▶ [REQUIRED WORK] Copy every line of the following entries verbatim, character for character.

▶ [DATASET RECORDS]
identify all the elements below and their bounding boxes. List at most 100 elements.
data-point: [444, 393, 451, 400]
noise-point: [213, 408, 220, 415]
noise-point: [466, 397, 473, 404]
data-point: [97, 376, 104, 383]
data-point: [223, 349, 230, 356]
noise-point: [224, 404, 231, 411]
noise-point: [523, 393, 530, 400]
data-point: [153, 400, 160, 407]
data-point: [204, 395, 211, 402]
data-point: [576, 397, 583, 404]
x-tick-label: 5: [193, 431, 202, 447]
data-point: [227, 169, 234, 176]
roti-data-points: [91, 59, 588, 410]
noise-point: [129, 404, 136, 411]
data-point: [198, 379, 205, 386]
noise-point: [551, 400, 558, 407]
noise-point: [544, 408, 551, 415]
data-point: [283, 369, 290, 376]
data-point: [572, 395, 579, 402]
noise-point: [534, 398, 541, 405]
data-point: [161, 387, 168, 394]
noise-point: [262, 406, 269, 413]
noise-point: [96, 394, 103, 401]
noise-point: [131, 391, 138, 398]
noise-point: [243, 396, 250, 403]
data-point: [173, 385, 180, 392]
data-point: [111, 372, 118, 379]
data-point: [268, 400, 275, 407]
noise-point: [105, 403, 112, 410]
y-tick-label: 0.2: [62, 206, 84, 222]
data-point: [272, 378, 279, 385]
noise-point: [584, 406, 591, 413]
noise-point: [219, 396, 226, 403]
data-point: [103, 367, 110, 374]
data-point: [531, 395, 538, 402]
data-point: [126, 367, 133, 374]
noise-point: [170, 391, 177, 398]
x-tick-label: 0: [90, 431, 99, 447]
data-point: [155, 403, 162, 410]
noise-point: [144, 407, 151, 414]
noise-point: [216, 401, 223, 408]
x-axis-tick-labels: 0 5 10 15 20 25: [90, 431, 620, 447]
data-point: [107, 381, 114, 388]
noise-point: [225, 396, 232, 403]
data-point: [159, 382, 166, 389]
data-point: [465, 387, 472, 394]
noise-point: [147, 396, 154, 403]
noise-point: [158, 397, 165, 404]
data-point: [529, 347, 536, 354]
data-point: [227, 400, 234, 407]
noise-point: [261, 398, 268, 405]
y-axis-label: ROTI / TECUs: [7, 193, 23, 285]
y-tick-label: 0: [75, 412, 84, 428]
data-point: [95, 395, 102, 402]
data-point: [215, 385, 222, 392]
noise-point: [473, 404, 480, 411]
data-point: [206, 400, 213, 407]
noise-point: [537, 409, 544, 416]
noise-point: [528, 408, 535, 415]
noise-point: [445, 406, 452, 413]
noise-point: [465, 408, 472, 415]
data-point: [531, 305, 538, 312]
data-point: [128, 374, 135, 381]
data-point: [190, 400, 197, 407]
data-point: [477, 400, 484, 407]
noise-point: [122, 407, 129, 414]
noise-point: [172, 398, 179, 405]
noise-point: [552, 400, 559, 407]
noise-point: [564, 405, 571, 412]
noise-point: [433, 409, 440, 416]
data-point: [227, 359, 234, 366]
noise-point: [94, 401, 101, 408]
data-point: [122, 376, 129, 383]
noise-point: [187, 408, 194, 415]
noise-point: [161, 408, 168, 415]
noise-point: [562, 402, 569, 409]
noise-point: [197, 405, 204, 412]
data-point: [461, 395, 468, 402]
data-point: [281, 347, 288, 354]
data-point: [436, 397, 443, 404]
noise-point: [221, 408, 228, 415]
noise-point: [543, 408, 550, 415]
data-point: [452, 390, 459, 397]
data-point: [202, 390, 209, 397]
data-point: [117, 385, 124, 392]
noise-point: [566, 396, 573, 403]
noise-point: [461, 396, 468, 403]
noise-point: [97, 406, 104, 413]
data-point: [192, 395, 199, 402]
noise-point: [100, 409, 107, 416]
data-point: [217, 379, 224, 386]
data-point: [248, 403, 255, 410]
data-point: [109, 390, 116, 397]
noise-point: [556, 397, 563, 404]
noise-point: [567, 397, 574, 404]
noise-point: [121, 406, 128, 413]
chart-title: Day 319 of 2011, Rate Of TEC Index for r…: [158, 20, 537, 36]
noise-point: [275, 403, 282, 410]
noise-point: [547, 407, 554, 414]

▶ [PROBLEM SOLUTION]
identify all the elements below and their bounding boxes. List at most 100 elements.
data-point: [444, 393, 451, 400]
noise-point: [213, 408, 220, 415]
noise-point: [466, 397, 473, 404]
data-point: [97, 376, 104, 383]
data-point: [223, 349, 230, 356]
noise-point: [224, 404, 231, 411]
noise-point: [523, 393, 530, 400]
data-point: [153, 400, 160, 407]
data-point: [204, 395, 211, 402]
data-point: [576, 397, 583, 404]
x-tick-label: 5: [193, 431, 202, 447]
data-point: [227, 169, 234, 176]
roti-data-points: [91, 59, 588, 410]
noise-point: [129, 404, 136, 411]
data-point: [198, 379, 205, 386]
noise-point: [551, 400, 558, 407]
noise-point: [544, 408, 551, 415]
data-point: [283, 369, 290, 376]
data-point: [572, 395, 579, 402]
noise-point: [534, 398, 541, 405]
data-point: [161, 387, 168, 394]
noise-point: [262, 406, 269, 413]
noise-point: [96, 394, 103, 401]
noise-point: [131, 391, 138, 398]
noise-point: [243, 396, 250, 403]
data-point: [173, 385, 180, 392]
data-point: [111, 372, 118, 379]
data-point: [268, 400, 275, 407]
noise-point: [105, 403, 112, 410]
y-tick-label: 0.2: [62, 206, 84, 222]
data-point: [272, 378, 279, 385]
noise-point: [584, 406, 591, 413]
noise-point: [219, 396, 226, 403]
data-point: [103, 367, 110, 374]
data-point: [531, 395, 538, 402]
data-point: [126, 367, 133, 374]
noise-point: [170, 391, 177, 398]
x-tick-label: 0: [90, 431, 99, 447]
data-point: [155, 403, 162, 410]
noise-point: [144, 407, 151, 414]
noise-point: [216, 401, 223, 408]
x-axis-tick-labels: 0 5 10 15 20 25: [90, 431, 620, 447]
data-point: [107, 381, 114, 388]
noise-point: [225, 396, 232, 403]
data-point: [159, 382, 166, 389]
data-point: [465, 387, 472, 394]
noise-point: [147, 396, 154, 403]
noise-point: [158, 397, 165, 404]
data-point: [529, 347, 536, 354]
data-point: [227, 400, 234, 407]
noise-point: [261, 398, 268, 405]
y-axis-label: ROTI / TECUs: [7, 193, 23, 285]
y-tick-label: 0: [75, 412, 84, 428]
data-point: [95, 395, 102, 402]
data-point: [215, 385, 222, 392]
noise-point: [473, 404, 480, 411]
data-point: [206, 400, 213, 407]
noise-point: [537, 409, 544, 416]
noise-point: [528, 408, 535, 415]
noise-point: [445, 406, 452, 413]
noise-point: [465, 408, 472, 415]
data-point: [531, 305, 538, 312]
data-point: [128, 374, 135, 381]
data-point: [190, 400, 197, 407]
data-point: [477, 400, 484, 407]
noise-point: [122, 407, 129, 414]
noise-point: [172, 398, 179, 405]
noise-point: [552, 400, 559, 407]
noise-point: [564, 405, 571, 412]
noise-point: [433, 409, 440, 416]
data-point: [227, 359, 234, 366]
noise-point: [94, 401, 101, 408]
data-point: [122, 376, 129, 383]
noise-point: [187, 408, 194, 415]
noise-point: [161, 408, 168, 415]
noise-point: [562, 402, 569, 409]
noise-point: [197, 405, 204, 412]
data-point: [461, 395, 468, 402]
data-point: [281, 347, 288, 354]
data-point: [436, 397, 443, 404]
noise-point: [221, 408, 228, 415]
noise-point: [543, 408, 550, 415]
data-point: [452, 390, 459, 397]
data-point: [202, 390, 209, 397]
data-point: [117, 385, 124, 392]
noise-point: [566, 396, 573, 403]
noise-point: [461, 396, 468, 403]
noise-point: [97, 406, 104, 413]
data-point: [192, 395, 199, 402]
noise-point: [100, 409, 107, 416]
data-point: [217, 379, 224, 386]
data-point: [248, 403, 255, 410]
data-point: [109, 390, 116, 397]
noise-point: [556, 397, 563, 404]
noise-point: [567, 397, 574, 404]
noise-point: [121, 406, 128, 413]
chart-title: Day 319 of 2011, Rate Of TEC Index for r…: [158, 20, 537, 36]
noise-point: [275, 403, 282, 410]
noise-point: [547, 407, 554, 414]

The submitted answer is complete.